TEXTO PARA ANÁLISE:
********

Política
Ministro do Trabalho defende redução da jornada de 44 para 40 horas semanais
Luiz Marinho participou de audiência na CCJ e afirmou que mudança preserva salários, melhora a produtividade e atende demandas de trabalhadores por mais tempo para vida pessoal
O ministro do Trabalho e Emprego, Luiz Marinho, participa de audiência pública na Comissão de Constituição e Justiça e de Cidadania (CCJ) da Câmara dos Deputados |
O ministro do Trabalho e Emprego, Luiz Marinho, defendeu nesta terça-feira (10/3) a redução da jornada de trabalho no Brasil de 44 para 40 horas semanais, com duas folgas e sem corte salarial. A declaração ocorreu durante audiência pública na Comissão de Constituição e Justiça e de Cidadania (CCJ), que discute a admissibilidade de duas PECs sobre redução da jornada e fim da escala 6×1.
Marinho afirmou que a redução de 40 horas é viável e que os impactos financeiros foram absorvidos ao longo dos anos. Ele destacou benefícios para a saúde física e mental, aumento da produtividade e melhora na qualidade do trabalho. A transição imediata para 36 horas semanais, prevista em outras propostas, demandaria estudo mais detalhado.
Dados apresentados na audiência mostram que cerca de dois terços dos trabalhadores celetistas já seguem a escala 5×2. Estudos indicam que a redução para 40 horas representaria aumento de produtividade de até 72% e impacto de 4,7% na massa salarial, variando conforme setor.
O presidente da Câmara, Hugo Motta, anunciou que a votação sobre a proposta de redução da jornada pode ocorrer em maio, após análise da CCJC e de comissão especial. A expectativa é buscar consenso entre trabalhadores, empresários e legisladores.

********

ATIVIDADE: Por favor, reescreva o trecho da notícia sobre a jornada de trabalho começando em "O presidente da" e seguindo até "empresários e legisladores.", trocando "empresários" por "empregadores".

********

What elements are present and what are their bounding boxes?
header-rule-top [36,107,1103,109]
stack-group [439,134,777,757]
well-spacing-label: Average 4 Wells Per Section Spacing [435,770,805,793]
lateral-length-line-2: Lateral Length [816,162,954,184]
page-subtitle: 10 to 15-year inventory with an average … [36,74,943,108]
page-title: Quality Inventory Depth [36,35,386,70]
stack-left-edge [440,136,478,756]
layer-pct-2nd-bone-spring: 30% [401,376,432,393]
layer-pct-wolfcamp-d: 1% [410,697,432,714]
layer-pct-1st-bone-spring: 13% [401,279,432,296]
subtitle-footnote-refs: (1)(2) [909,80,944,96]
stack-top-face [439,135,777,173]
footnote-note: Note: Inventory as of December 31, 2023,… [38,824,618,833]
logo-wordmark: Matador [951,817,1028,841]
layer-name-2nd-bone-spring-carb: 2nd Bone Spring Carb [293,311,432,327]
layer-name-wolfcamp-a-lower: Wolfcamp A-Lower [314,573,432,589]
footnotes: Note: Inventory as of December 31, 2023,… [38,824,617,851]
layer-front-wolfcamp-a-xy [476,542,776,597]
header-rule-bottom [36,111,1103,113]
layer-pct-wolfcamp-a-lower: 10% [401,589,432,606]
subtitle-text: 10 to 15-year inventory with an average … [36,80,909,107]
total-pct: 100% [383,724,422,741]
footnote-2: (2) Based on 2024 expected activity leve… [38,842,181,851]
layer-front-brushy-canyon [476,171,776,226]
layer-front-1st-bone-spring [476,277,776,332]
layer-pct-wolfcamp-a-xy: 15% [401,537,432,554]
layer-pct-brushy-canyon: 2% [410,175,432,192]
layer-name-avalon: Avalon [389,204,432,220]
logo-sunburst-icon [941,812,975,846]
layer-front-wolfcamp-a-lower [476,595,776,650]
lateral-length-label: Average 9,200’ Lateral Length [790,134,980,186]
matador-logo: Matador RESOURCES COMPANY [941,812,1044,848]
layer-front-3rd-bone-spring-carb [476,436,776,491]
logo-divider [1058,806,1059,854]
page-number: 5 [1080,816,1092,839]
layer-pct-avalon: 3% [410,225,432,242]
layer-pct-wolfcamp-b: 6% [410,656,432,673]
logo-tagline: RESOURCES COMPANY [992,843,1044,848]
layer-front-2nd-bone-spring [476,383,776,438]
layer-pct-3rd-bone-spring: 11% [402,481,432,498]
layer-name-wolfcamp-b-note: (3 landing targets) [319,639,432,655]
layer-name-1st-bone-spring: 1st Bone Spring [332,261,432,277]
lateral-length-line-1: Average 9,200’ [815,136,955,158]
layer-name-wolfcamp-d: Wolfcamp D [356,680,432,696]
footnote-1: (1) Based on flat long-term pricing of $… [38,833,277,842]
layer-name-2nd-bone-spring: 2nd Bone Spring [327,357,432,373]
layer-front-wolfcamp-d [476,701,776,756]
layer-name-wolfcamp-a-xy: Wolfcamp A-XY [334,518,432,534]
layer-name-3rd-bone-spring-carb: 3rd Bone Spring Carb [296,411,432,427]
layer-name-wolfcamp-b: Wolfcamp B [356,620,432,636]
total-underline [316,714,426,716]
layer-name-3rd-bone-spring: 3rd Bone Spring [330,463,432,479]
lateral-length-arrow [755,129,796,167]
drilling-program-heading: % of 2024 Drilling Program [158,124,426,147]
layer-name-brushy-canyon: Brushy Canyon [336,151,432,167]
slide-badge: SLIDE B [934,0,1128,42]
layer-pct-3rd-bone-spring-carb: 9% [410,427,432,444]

********

RESPOSTA ESPERADA:
O presidente da Câmara, Hugo Motta, anunciou que a votação sobre a proposta de redução da jornada pode ocorrer em maio, após análise da CCJC e de comissão especial. A expectativa é buscar consenso entre trabalhadores, empregadores e legisladores.